[Dataset records on visual material]
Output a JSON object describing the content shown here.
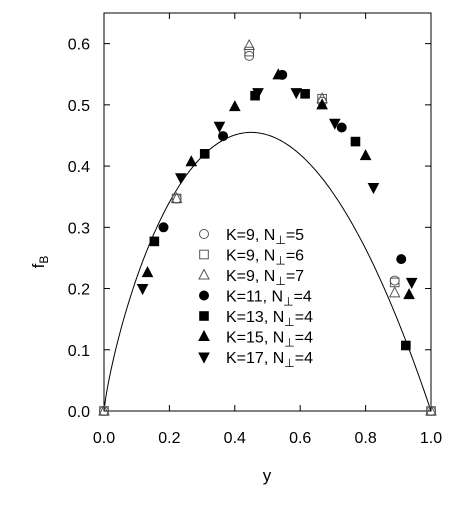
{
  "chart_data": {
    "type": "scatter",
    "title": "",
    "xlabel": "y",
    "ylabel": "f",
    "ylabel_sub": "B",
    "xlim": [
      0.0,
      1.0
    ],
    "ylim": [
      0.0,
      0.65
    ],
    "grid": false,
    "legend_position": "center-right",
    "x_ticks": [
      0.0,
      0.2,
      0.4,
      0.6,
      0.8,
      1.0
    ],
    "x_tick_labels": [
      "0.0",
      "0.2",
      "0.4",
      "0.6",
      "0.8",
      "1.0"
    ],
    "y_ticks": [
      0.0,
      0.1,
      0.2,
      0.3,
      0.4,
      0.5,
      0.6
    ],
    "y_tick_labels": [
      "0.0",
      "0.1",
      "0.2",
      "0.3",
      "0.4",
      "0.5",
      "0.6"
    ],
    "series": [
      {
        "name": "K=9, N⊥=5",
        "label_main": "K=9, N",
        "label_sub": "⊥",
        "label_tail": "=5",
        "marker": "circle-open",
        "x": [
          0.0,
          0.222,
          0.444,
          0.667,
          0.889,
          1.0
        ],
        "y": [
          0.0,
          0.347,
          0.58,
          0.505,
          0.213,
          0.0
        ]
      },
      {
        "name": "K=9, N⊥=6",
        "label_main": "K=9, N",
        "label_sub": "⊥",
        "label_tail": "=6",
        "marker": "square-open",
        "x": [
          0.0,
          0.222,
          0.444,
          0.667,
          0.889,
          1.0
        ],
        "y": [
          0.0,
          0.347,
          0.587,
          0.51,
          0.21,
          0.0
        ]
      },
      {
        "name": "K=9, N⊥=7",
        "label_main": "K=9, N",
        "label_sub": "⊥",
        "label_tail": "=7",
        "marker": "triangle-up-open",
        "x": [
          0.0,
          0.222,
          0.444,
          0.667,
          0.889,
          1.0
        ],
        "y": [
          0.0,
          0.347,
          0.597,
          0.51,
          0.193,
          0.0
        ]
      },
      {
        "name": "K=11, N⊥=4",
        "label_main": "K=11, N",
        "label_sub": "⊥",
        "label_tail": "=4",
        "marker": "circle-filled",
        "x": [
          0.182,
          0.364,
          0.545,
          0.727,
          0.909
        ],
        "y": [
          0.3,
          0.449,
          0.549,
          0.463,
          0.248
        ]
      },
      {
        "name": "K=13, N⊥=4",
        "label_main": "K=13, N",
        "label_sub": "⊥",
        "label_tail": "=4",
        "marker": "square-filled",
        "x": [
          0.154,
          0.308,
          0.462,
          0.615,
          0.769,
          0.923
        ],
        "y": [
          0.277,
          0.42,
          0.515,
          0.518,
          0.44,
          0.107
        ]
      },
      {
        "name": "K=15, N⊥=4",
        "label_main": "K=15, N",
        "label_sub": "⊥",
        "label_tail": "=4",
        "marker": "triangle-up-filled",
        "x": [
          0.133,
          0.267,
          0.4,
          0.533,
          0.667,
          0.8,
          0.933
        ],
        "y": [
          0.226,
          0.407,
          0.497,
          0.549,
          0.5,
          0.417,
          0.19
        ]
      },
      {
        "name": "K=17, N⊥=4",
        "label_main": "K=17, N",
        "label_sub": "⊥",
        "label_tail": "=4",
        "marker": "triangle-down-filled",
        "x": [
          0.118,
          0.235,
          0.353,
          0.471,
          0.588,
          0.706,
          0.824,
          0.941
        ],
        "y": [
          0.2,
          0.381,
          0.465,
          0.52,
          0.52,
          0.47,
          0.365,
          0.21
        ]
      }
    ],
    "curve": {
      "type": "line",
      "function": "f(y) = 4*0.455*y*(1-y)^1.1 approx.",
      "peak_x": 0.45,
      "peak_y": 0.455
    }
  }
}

==

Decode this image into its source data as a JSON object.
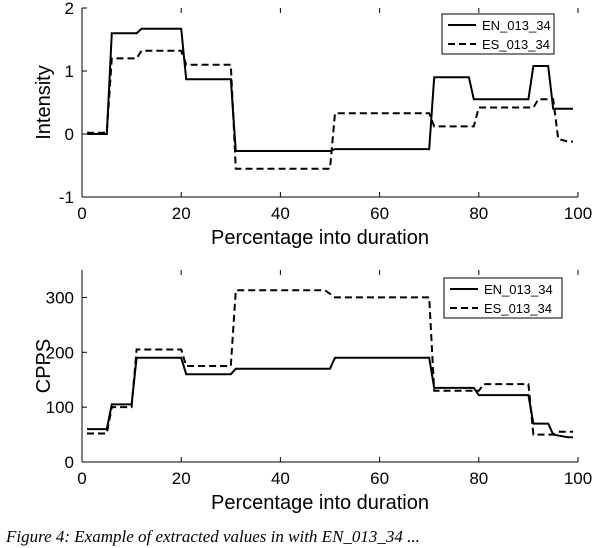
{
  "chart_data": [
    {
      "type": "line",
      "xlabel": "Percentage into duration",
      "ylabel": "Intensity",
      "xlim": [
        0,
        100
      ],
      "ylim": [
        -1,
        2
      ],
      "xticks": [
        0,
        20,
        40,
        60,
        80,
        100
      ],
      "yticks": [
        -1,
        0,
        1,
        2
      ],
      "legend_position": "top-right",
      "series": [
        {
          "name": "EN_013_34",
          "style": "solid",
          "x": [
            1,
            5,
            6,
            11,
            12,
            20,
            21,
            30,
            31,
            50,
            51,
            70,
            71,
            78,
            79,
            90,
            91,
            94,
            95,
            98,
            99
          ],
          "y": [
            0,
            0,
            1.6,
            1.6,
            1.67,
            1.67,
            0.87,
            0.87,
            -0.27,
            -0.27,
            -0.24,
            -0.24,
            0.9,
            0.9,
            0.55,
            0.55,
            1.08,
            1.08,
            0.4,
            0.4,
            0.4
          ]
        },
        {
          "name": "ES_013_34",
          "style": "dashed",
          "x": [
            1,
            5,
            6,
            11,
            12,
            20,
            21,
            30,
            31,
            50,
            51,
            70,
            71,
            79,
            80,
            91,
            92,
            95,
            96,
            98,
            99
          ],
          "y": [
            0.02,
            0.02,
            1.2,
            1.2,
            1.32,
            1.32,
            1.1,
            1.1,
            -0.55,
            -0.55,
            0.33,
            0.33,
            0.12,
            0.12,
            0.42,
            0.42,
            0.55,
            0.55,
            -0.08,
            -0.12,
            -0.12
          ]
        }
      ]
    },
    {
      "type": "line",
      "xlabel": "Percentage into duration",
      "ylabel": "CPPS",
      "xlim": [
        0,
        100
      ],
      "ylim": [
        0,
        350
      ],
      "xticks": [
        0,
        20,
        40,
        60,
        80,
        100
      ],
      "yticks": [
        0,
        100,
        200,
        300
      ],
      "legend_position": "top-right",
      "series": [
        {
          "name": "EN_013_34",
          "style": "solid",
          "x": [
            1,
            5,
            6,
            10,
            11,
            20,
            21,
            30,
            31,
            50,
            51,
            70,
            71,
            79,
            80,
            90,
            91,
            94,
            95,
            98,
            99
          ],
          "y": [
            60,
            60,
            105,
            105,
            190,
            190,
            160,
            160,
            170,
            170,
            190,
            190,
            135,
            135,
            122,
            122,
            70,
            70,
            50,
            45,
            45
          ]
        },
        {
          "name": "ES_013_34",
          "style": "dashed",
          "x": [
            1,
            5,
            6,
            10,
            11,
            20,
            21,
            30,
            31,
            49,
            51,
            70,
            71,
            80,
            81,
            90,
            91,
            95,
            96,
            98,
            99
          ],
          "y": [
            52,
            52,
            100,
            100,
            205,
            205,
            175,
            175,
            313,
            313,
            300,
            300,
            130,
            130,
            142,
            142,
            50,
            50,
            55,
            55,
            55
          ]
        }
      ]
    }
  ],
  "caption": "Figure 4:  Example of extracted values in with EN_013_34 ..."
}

Prompt:
Pick out the lines above that hold the string "square" and show them.

Response:
        "marker": "square-open",
        "marker": "square-filled",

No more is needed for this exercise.